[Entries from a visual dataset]
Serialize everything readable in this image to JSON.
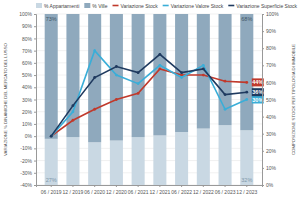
{
  "chart_data": {
    "type": "bar",
    "y_label": "VARIAZIONE % DINAMICHE DEL MERCATO DEL LUSSO",
    "y2_label": "COMPOSIZIONE STOCK PER TIPOLOGIA DI IMMOBILE",
    "categories": [
      "06 / 2019",
      "12 / 2019",
      "06 / 2020",
      "12 / 2020",
      "06 / 2021",
      "12 / 2021",
      "06 / 2022",
      "12 / 2022",
      "06 / 2023",
      "12 / 2023"
    ],
    "stacked": true,
    "grid": true,
    "legend": "top",
    "ylim": [
      -40,
      100
    ],
    "yticks": [
      {
        "value": -40,
        "label": "-40%"
      },
      {
        "value": -30,
        "label": "-30%"
      },
      {
        "value": -20,
        "label": "-20%"
      },
      {
        "value": -10,
        "label": "-10%"
      },
      {
        "value": 0,
        "label": "0%"
      },
      {
        "value": 10,
        "label": "10%"
      },
      {
        "value": 20,
        "label": "20%"
      },
      {
        "value": 30,
        "label": "30%"
      },
      {
        "value": 40,
        "label": "40%"
      },
      {
        "value": 50,
        "label": "50%"
      },
      {
        "value": 60,
        "label": "60%"
      },
      {
        "value": 70,
        "label": "70%"
      },
      {
        "value": 80,
        "label": "80%"
      },
      {
        "value": 90,
        "label": "90%"
      },
      {
        "value": 100,
        "label": "100%"
      }
    ],
    "y2lim": [
      0,
      100
    ],
    "y2ticks": [
      {
        "value": 0,
        "label": "0%"
      },
      {
        "value": 10,
        "label": "10%"
      },
      {
        "value": 20,
        "label": "20%"
      },
      {
        "value": 30,
        "label": "30%"
      },
      {
        "value": 40,
        "label": "40%"
      },
      {
        "value": 50,
        "label": "50%"
      },
      {
        "value": 60,
        "label": "60%"
      },
      {
        "value": 70,
        "label": "70%"
      },
      {
        "value": 80,
        "label": "80%"
      },
      {
        "value": 90,
        "label": "90%"
      },
      {
        "value": 100,
        "label": "100%"
      }
    ],
    "series": [
      {
        "name": "% Appartamenti",
        "type": "bar",
        "axis": "y2",
        "color": "#c9d8e3",
        "values": [
          27,
          28,
          25,
          26,
          28,
          29,
          31,
          33,
          35,
          32
        ],
        "value_labels": [
          "27%",
          null,
          null,
          null,
          null,
          null,
          null,
          null,
          null,
          "32%"
        ]
      },
      {
        "name": "% Ville",
        "type": "bar",
        "axis": "y2",
        "color": "#8fa9bd",
        "values": [
          73,
          72,
          75,
          74,
          72,
          71,
          69,
          67,
          65,
          68
        ],
        "value_labels": [
          "73%",
          null,
          null,
          null,
          null,
          null,
          null,
          null,
          null,
          "68%"
        ]
      },
      {
        "name": "Variazione Stock",
        "type": "line",
        "color": "#c0392b",
        "marker": "circle",
        "values": [
          0,
          13,
          22,
          30,
          35,
          55,
          50,
          50,
          45,
          44
        ],
        "value_labels": [
          null,
          null,
          null,
          null,
          null,
          null,
          null,
          null,
          null,
          "44%"
        ]
      },
      {
        "name": "Variazione Valore Stock",
        "type": "line",
        "color": "#3aaed8",
        "marker": "circle",
        "values": [
          0,
          20,
          70,
          50,
          43,
          58,
          48,
          58,
          22,
          30
        ],
        "value_labels": [
          null,
          null,
          null,
          null,
          null,
          null,
          null,
          null,
          null,
          "30%"
        ]
      },
      {
        "name": "Variazione Superficie Stock",
        "type": "line",
        "color": "#1f3a5f",
        "marker": "circle",
        "values": [
          0,
          25,
          48,
          57,
          52,
          67,
          52,
          55,
          34,
          36
        ],
        "value_labels": [
          null,
          null,
          null,
          null,
          null,
          null,
          null,
          null,
          null,
          "36%"
        ]
      }
    ]
  }
}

▸ **The request**: Your copy should match the records word for word, with the pictures removed.

▸ **The reply**:
Serialize everything readable in this image to JSON.
{
  "chart_data": {
    "type": "bar",
    "y_label": "VARIAZIONE % DINAMICHE DEL MERCATO DEL LUSSO",
    "y2_label": "COMPOSIZIONE STOCK PER TIPOLOGIA DI IMMOBILE",
    "categories": [
      "06 / 2019",
      "12 / 2019",
      "06 / 2020",
      "12 / 2020",
      "06 / 2021",
      "12 / 2021",
      "06 / 2022",
      "12 / 2022",
      "06 / 2023",
      "12 / 2023"
    ],
    "stacked": true,
    "grid": true,
    "legend": "top",
    "ylim": [
      -40,
      100
    ],
    "yticks": [
      {
        "value": -40,
        "label": "-40%"
      },
      {
        "value": -30,
        "label": "-30%"
      },
      {
        "value": -20,
        "label": "-20%"
      },
      {
        "value": -10,
        "label": "-10%"
      },
      {
        "value": 0,
        "label": "0%"
      },
      {
        "value": 10,
        "label": "10%"
      },
      {
        "value": 20,
        "label": "20%"
      },
      {
        "value": 30,
        "label": "30%"
      },
      {
        "value": 40,
        "label": "40%"
      },
      {
        "value": 50,
        "label": "50%"
      },
      {
        "value": 60,
        "label": "60%"
      },
      {
        "value": 70,
        "label": "70%"
      },
      {
        "value": 80,
        "label": "80%"
      },
      {
        "value": 90,
        "label": "90%"
      },
      {
        "value": 100,
        "label": "100%"
      }
    ],
    "y2lim": [
      0,
      100
    ],
    "y2ticks": [
      {
        "value": 0,
        "label": "0%"
      },
      {
        "value": 10,
        "label": "10%"
      },
      {
        "value": 20,
        "label": "20%"
      },
      {
        "value": 30,
        "label": "30%"
      },
      {
        "value": 40,
        "label": "40%"
      },
      {
        "value": 50,
        "label": "50%"
      },
      {
        "value": 60,
        "label": "60%"
      },
      {
        "value": 70,
        "label": "70%"
      },
      {
        "value": 80,
        "label": "80%"
      },
      {
        "value": 90,
        "label": "90%"
      },
      {
        "value": 100,
        "label": "100%"
      }
    ],
    "series": [
      {
        "name": "% Appartamenti",
        "type": "bar",
        "axis": "y2",
        "color": "#c9d8e3",
        "values": [
          27,
          28,
          25,
          26,
          28,
          29,
          31,
          33,
          35,
          32
        ],
        "value_labels": [
          "27%",
          null,
          null,
          null,
          null,
          null,
          null,
          null,
          null,
          "32%"
        ]
      },
      {
        "name": "% Ville",
        "type": "bar",
        "axis": "y2",
        "color": "#8fa9bd",
        "values": [
          73,
          72,
          75,
          74,
          72,
          71,
          69,
          67,
          65,
          68
        ],
        "value_labels": [
          "73%",
          null,
          null,
          null,
          null,
          null,
          null,
          null,
          null,
          "68%"
        ]
      },
      {
        "name": "Variazione Stock",
        "type": "line",
        "color": "#c0392b",
        "marker": "circle",
        "values": [
          0,
          13,
          22,
          30,
          35,
          55,
          50,
          50,
          45,
          44
        ],
        "value_labels": [
          null,
          null,
          null,
          null,
          null,
          null,
          null,
          null,
          null,
          "44%"
        ]
      },
      {
        "name": "Variazione Valore Stock",
        "type": "line",
        "color": "#3aaed8",
        "marker": "circle",
        "values": [
          0,
          20,
          70,
          50,
          43,
          58,
          48,
          58,
          22,
          30
        ],
        "value_labels": [
          null,
          null,
          null,
          null,
          null,
          null,
          null,
          null,
          null,
          "30%"
        ]
      },
      {
        "name": "Variazione Superficie Stock",
        "type": "line",
        "color": "#1f3a5f",
        "marker": "circle",
        "values": [
          0,
          25,
          48,
          57,
          52,
          67,
          52,
          55,
          34,
          36
        ],
        "value_labels": [
          null,
          null,
          null,
          null,
          null,
          null,
          null,
          null,
          null,
          "36%"
        ]
      }
    ]
  }
}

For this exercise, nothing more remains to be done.